* **Material**:
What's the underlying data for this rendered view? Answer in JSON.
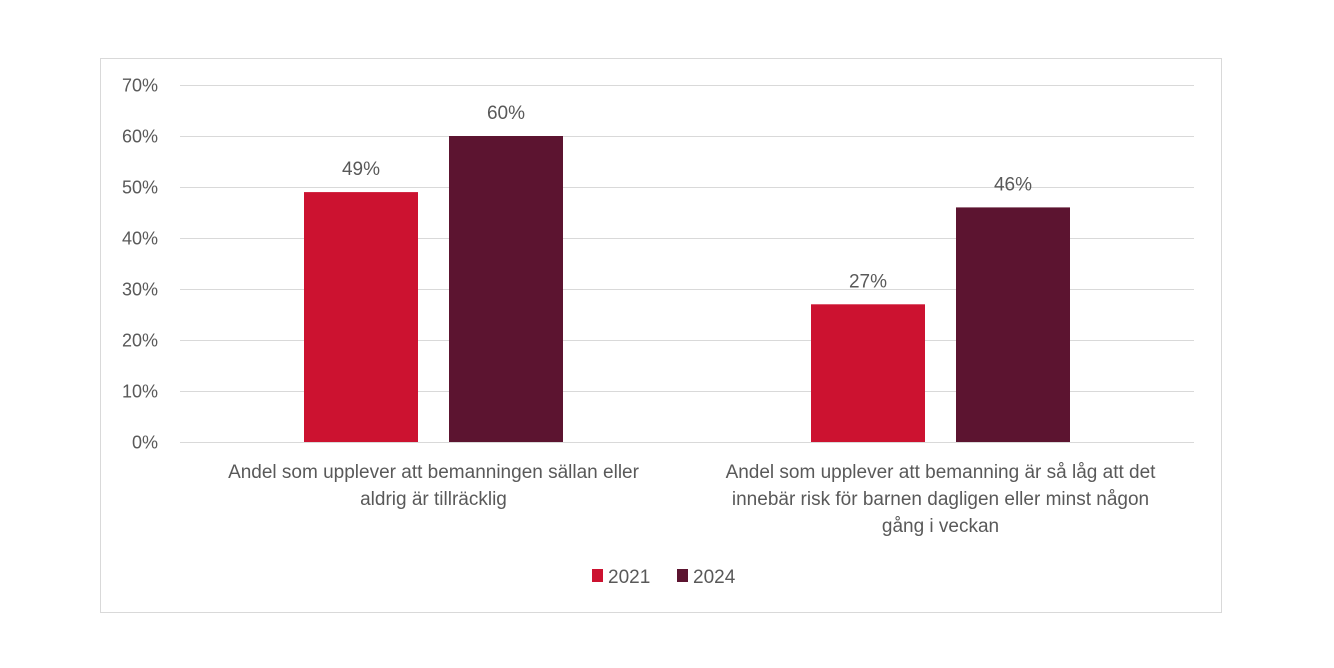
{
  "chart_data": {
    "type": "bar",
    "title": "",
    "xlabel": "",
    "ylabel": "",
    "ylim": [
      0,
      70
    ],
    "yticks": [
      0,
      10,
      20,
      30,
      40,
      50,
      60,
      70
    ],
    "ytick_labels": [
      "0%",
      "10%",
      "20%",
      "30%",
      "40%",
      "50%",
      "60%",
      "70%"
    ],
    "grid": true,
    "legend_position": "bottom",
    "categories": [
      [
        "Andel som upplever att bemanningen sällan eller",
        "aldrig är tillräcklig"
      ],
      [
        "Andel som upplever att bemanning är så låg att det",
        "innebär risk för barnen dagligen eller minst någon",
        "gång i veckan"
      ]
    ],
    "series": [
      {
        "name": "2021",
        "values": [
          49,
          27
        ],
        "labels": [
          "49%",
          "27%"
        ],
        "color": "#CC1230"
      },
      {
        "name": "2024",
        "values": [
          60,
          46
        ],
        "labels": [
          "60%",
          "46%"
        ],
        "color": "#5C1430"
      }
    ]
  }
}
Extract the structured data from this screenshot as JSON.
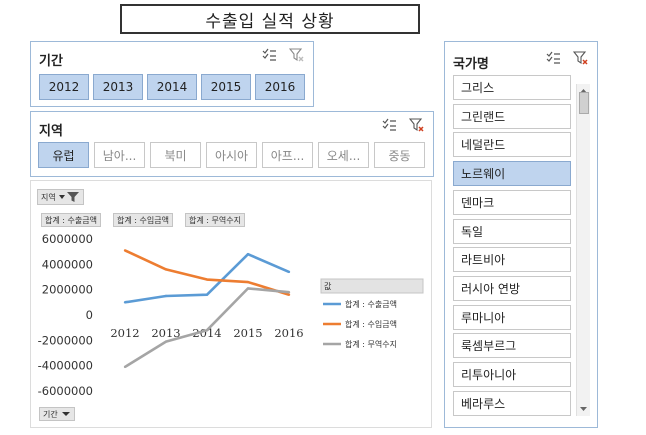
{
  "title": "수출입 실적 상황",
  "period_slicer": {
    "label": "기간",
    "items": [
      {
        "label": "2012",
        "selected": true
      },
      {
        "label": "2013",
        "selected": true
      },
      {
        "label": "2014",
        "selected": true
      },
      {
        "label": "2015",
        "selected": true
      },
      {
        "label": "2016",
        "selected": true
      }
    ]
  },
  "region_slicer": {
    "label": "지역",
    "items": [
      {
        "label": "유럽",
        "selected": true
      },
      {
        "label": "남아...",
        "selected": false
      },
      {
        "label": "북미",
        "selected": false
      },
      {
        "label": "아시아",
        "selected": false
      },
      {
        "label": "아프...",
        "selected": false
      },
      {
        "label": "오세...",
        "selected": false
      },
      {
        "label": "중동",
        "selected": false
      }
    ]
  },
  "country_slicer": {
    "label": "국가명",
    "items": [
      {
        "label": "그리스",
        "selected": false
      },
      {
        "label": "그린랜드",
        "selected": false
      },
      {
        "label": "네덜란드",
        "selected": false
      },
      {
        "label": "노르웨이",
        "selected": true
      },
      {
        "label": "덴마크",
        "selected": false
      },
      {
        "label": "독일",
        "selected": false
      },
      {
        "label": "라트비아",
        "selected": false
      },
      {
        "label": "러시아 연방",
        "selected": false
      },
      {
        "label": "루마니아",
        "selected": false
      },
      {
        "label": "룩셈부르그",
        "selected": false
      },
      {
        "label": "리투아니아",
        "selected": false
      },
      {
        "label": "베라루스",
        "selected": false
      }
    ]
  },
  "pivot_chart": {
    "filter_button": "지역",
    "value_buttons": [
      "합계 : 수출금액",
      "합계 : 수입금액",
      "합계 : 무역수지"
    ],
    "legend_title": "값",
    "axis_button": "기간"
  },
  "colors": {
    "selected_fill": "#bfd4ee",
    "slicer_border": "#9db9d8"
  },
  "chart_data": {
    "type": "line",
    "categories": [
      "2012",
      "2013",
      "2014",
      "2015",
      "2016"
    ],
    "series": [
      {
        "name": "합계 : 수출금액",
        "color": "#5b9bd5",
        "values": [
          1000000,
          1500000,
          1600000,
          4800000,
          3400000
        ]
      },
      {
        "name": "합계 : 수입금액",
        "color": "#ed7d31",
        "values": [
          5100000,
          3600000,
          2800000,
          2600000,
          1600000
        ]
      },
      {
        "name": "합계 : 무역수지",
        "color": "#a5a5a5",
        "values": [
          -4100000,
          -2100000,
          -1200000,
          2100000,
          1800000
        ]
      }
    ],
    "y_ticks": [
      "6000000",
      "4000000",
      "2000000",
      "0",
      "-2000000",
      "-4000000",
      "-6000000"
    ],
    "ylim": [
      -6000000,
      6000000
    ],
    "legend_position": "right",
    "grid": false
  }
}
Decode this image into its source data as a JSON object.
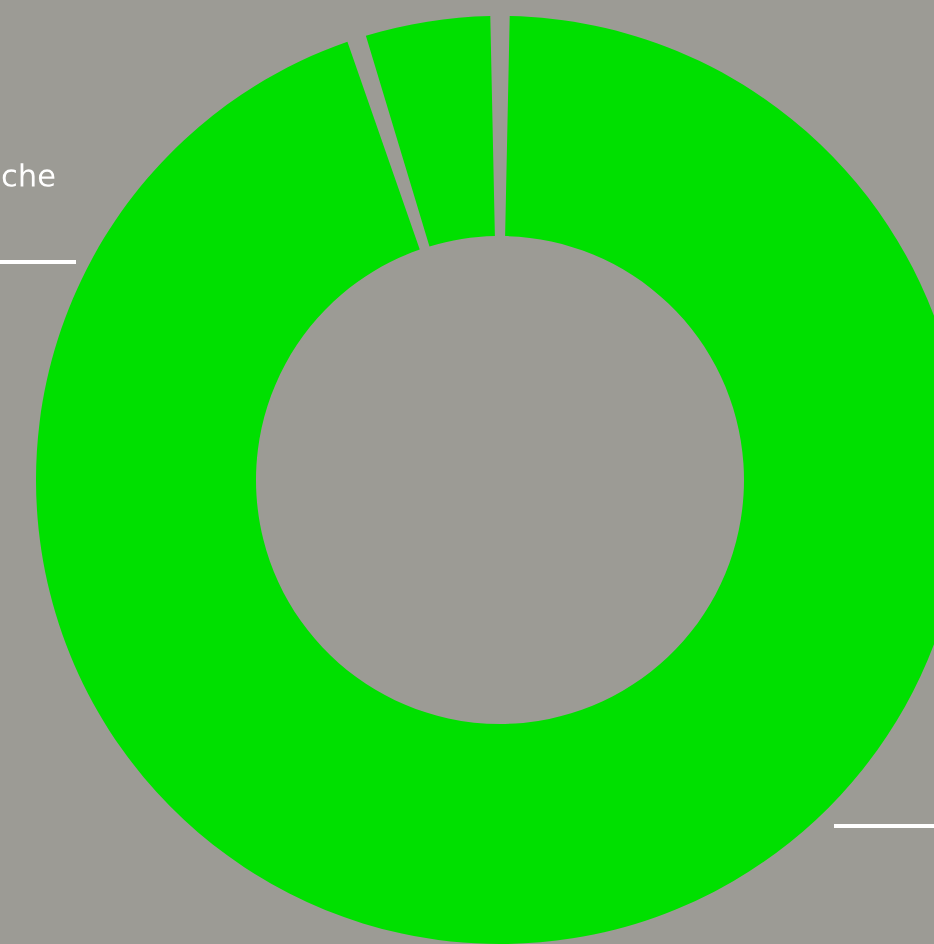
{
  "chart_data": {
    "type": "donut",
    "categories": [
      null,
      "che"
    ],
    "values": [
      5,
      95
    ],
    "colors": [
      "#00e000",
      "#00e000"
    ]
  }
}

* **Exercise description**: Transcribe all the records above word for word, without their images.

* **Task output**:
What's the underlying data for this rendered view? Answer in JSON.
{
  "chart_data": {
    "type": "bar",
    "title": "",
    "xlabel": "",
    "ylabel": "",
    "ylim": [
      0,
      70
    ],
    "yticks": [
      0,
      10,
      20,
      30,
      40,
      50,
      60,
      70
    ],
    "ytick_labels": [
      "0%",
      "10%",
      "20%",
      "30%",
      "40%",
      "50%",
      "60%",
      "70%"
    ],
    "grid": true,
    "legend_position": "bottom",
    "categories": [
      [
        "Andel som upplever att bemanningen sällan eller",
        "aldrig är tillräcklig"
      ],
      [
        "Andel som upplever att bemanning är så låg att det",
        "innebär risk för barnen dagligen eller minst någon",
        "gång i veckan"
      ]
    ],
    "series": [
      {
        "name": "2021",
        "values": [
          49,
          27
        ],
        "labels": [
          "49%",
          "27%"
        ],
        "color": "#CC1230"
      },
      {
        "name": "2024",
        "values": [
          60,
          46
        ],
        "labels": [
          "60%",
          "46%"
        ],
        "color": "#5C1430"
      }
    ]
  }
}
Extract the structured data from this screenshot as JSON.
{
  "title": "수출입 실적 상황",
  "period_slicer": {
    "label": "기간",
    "items": [
      {
        "label": "2012",
        "selected": true
      },
      {
        "label": "2013",
        "selected": true
      },
      {
        "label": "2014",
        "selected": true
      },
      {
        "label": "2015",
        "selected": true
      },
      {
        "label": "2016",
        "selected": true
      }
    ]
  },
  "region_slicer": {
    "label": "지역",
    "items": [
      {
        "label": "유럽",
        "selected": true
      },
      {
        "label": "남아...",
        "selected": false
      },
      {
        "label": "북미",
        "selected": false
      },
      {
        "label": "아시아",
        "selected": false
      },
      {
        "label": "아프...",
        "selected": false
      },
      {
        "label": "오세...",
        "selected": false
      },
      {
        "label": "중동",
        "selected": false
      }
    ]
  },
  "country_slicer": {
    "label": "국가명",
    "items": [
      {
        "label": "그리스",
        "selected": false
      },
      {
        "label": "그린랜드",
        "selected": false
      },
      {
        "label": "네덜란드",
        "selected": false
      },
      {
        "label": "노르웨이",
        "selected": true
      },
      {
        "label": "덴마크",
        "selected": false
      },
      {
        "label": "독일",
        "selected": false
      },
      {
        "label": "라트비아",
        "selected": false
      },
      {
        "label": "러시아 연방",
        "selected": false
      },
      {
        "label": "루마니아",
        "selected": false
      },
      {
        "label": "룩셈부르그",
        "selected": false
      },
      {
        "label": "리투아니아",
        "selected": false
      },
      {
        "label": "베라루스",
        "selected": false
      }
    ]
  },
  "pivot_chart": {
    "filter_button": "지역",
    "value_buttons": [
      "합계 : 수출금액",
      "합계 : 수입금액",
      "합계 : 무역수지"
    ],
    "legend_title": "값",
    "axis_button": "기간"
  },
  "colors": {
    "selected_fill": "#bfd4ee",
    "slicer_border": "#9db9d8"
  },
  "chart_data": {
    "type": "line",
    "categories": [
      "2012",
      "2013",
      "2014",
      "2015",
      "2016"
    ],
    "series": [
      {
        "name": "합계 : 수출금액",
        "color": "#5b9bd5",
        "values": [
          1000000,
          1500000,
          1600000,
          4800000,
          3400000
        ]
      },
      {
        "name": "합계 : 수입금액",
        "color": "#ed7d31",
        "values": [
          5100000,
          3600000,
          2800000,
          2600000,
          1600000
        ]
      },
      {
        "name": "합계 : 무역수지",
        "color": "#a5a5a5",
        "values": [
          -4100000,
          -2100000,
          -1200000,
          2100000,
          1800000
        ]
      }
    ],
    "y_ticks": [
      "6000000",
      "4000000",
      "2000000",
      "0",
      "-2000000",
      "-4000000",
      "-6000000"
    ],
    "ylim": [
      -6000000,
      6000000
    ],
    "legend_position": "right",
    "grid": false
  }
}
Decode this image into its source data as a JSON object.
{
  "chart_data": {
    "type": "donut",
    "categories": [
      null,
      "che"
    ],
    "values": [
      5,
      95
    ],
    "colors": [
      "#00e000",
      "#00e000"
    ]
  }
}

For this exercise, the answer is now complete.